= Task to complete =
Copy out every line of the records where the string "JSON" occurs.

┄┄┄┄┄┄

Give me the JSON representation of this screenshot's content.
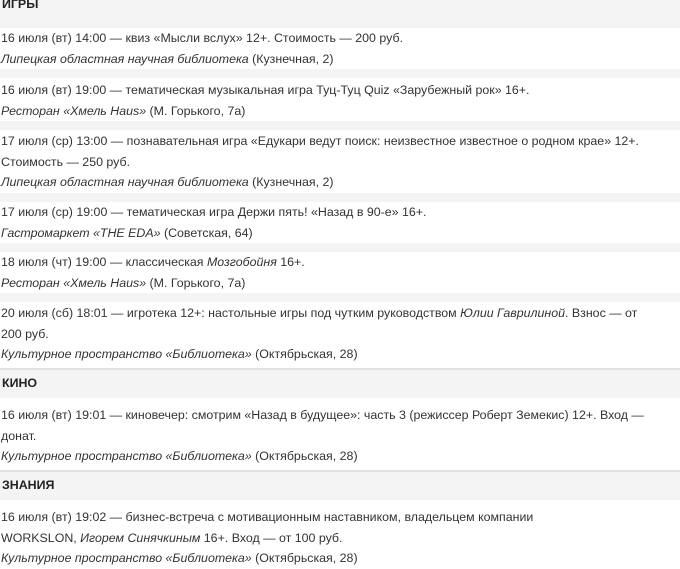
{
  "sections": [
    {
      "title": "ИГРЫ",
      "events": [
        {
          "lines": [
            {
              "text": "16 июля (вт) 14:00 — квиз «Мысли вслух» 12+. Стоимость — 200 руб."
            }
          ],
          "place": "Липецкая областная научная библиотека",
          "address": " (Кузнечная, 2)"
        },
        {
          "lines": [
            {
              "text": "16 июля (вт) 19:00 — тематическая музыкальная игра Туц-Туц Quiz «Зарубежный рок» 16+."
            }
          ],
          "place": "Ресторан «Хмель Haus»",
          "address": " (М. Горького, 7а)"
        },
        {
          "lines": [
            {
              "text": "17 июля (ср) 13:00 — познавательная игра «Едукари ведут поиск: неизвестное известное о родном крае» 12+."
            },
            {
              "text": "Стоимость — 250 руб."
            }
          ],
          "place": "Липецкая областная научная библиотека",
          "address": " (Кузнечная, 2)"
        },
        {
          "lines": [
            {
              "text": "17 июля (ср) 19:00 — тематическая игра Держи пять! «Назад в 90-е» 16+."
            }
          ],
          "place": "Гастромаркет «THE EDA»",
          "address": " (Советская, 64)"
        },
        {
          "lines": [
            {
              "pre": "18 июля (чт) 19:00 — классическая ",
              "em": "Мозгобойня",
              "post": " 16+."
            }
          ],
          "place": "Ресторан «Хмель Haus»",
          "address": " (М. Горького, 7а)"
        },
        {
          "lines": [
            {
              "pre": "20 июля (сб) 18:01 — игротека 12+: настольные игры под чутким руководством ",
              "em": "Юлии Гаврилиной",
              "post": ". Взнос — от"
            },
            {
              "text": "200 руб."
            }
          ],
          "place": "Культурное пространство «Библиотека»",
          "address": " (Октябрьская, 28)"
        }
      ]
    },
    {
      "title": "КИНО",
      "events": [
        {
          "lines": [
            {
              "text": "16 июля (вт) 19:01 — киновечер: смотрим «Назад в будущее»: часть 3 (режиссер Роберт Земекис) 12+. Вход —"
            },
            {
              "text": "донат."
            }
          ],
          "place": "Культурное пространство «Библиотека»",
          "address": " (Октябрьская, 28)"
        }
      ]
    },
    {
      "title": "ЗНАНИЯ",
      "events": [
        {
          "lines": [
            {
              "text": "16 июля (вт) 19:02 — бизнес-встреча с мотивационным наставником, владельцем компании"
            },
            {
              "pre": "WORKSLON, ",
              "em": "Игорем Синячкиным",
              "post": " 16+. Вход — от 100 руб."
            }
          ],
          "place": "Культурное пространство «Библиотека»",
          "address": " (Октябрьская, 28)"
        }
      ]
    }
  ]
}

┄┄┄┄┄┄

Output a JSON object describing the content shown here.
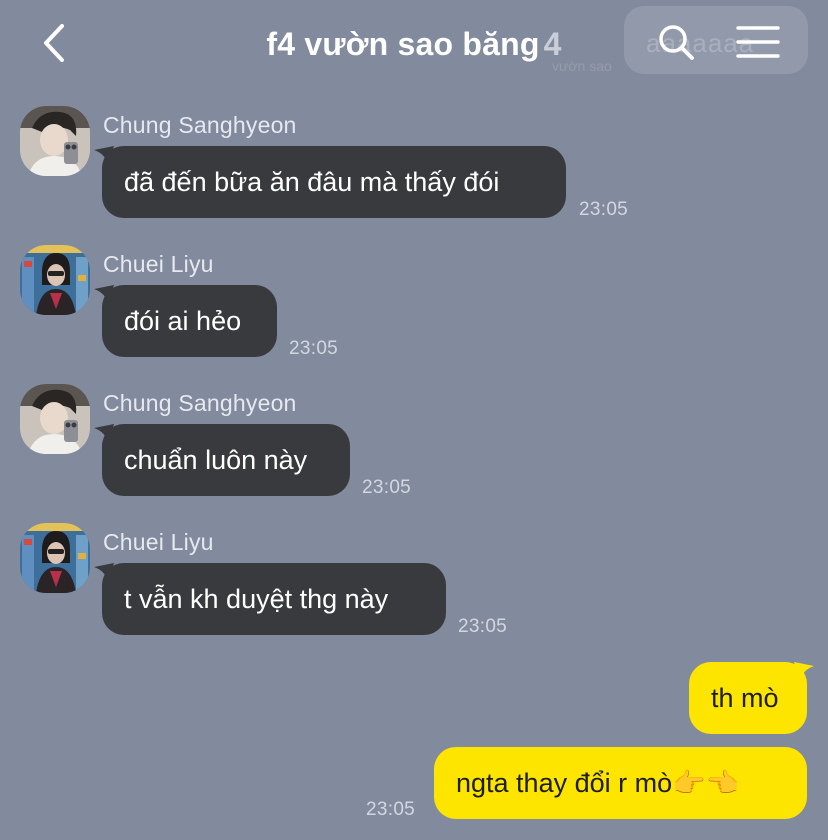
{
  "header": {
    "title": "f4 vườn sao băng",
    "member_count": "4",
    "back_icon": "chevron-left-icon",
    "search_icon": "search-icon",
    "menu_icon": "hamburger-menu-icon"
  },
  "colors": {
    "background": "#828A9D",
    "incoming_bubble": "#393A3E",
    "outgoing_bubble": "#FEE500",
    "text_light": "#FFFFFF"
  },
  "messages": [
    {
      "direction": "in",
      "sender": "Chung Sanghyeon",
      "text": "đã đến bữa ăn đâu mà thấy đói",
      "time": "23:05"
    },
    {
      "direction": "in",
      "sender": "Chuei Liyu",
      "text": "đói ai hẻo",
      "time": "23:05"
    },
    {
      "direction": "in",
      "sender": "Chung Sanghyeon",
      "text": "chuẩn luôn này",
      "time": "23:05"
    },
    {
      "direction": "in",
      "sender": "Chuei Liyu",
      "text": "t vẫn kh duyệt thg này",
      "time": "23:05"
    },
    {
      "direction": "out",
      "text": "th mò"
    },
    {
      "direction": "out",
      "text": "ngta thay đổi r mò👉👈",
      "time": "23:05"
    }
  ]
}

┄┄┄┄┄┄

= Task solution =
Give me the JSON representation of this screenshot's content.
Output a JSON object describing the content shown here.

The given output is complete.